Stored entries
[Start]
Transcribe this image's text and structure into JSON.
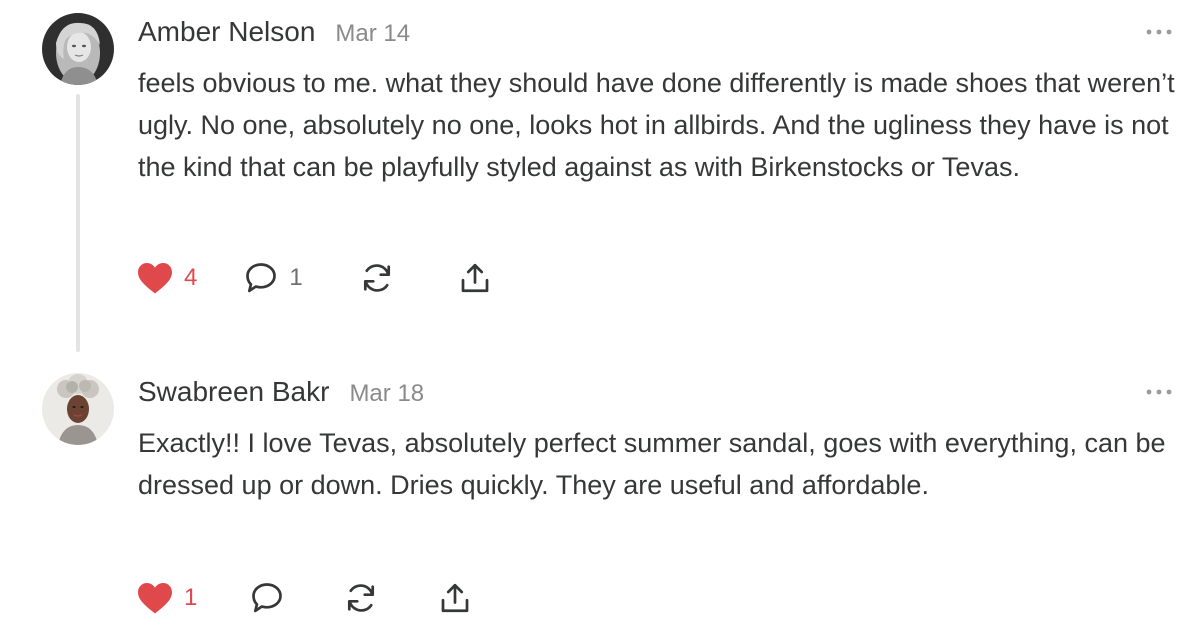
{
  "comments": [
    {
      "author": "Amber Nelson",
      "date": "Mar 14",
      "avatar_icon": "avatar-woman-blonde-grayscale",
      "text": "feels obvious to me. what they should have done differently is made shoes that weren’t ugly. No one, absolutely no one, looks hot in allbirds. And the ugliness they have is not the kind that can be playfully styled against as with Birkenstocks or Tevas.",
      "likes": "4",
      "replies": "1",
      "liked": true
    },
    {
      "author": "Swabreen Bakr",
      "date": "Mar 18",
      "avatar_icon": "avatar-woman-curly-hair",
      "text": "Exactly!! I love Tevas, absolutely perfect summer sandal, goes with everything, can be dressed up or down. Dries quickly. They are useful and affordable.",
      "likes": "1",
      "replies": "",
      "liked": true
    }
  ],
  "colors": {
    "like": "#e0494c",
    "icon": "#363737",
    "text": "#363737",
    "muted": "#8a8a8a",
    "thread_line": "#e3e3e3"
  },
  "icons": {
    "like": "heart-icon",
    "reply": "comment-bubble-icon",
    "restack": "restack-icon",
    "share": "share-icon",
    "more": "ellipsis-icon"
  }
}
[End]
▶ [JOB] Copy out every line of the material above that mentions the word "avatar".

▶ [EXERCISE ANSWER]
      "avatar_icon": "avatar-woman-blonde-grayscale",
      "avatar_icon": "avatar-woman-curly-hair",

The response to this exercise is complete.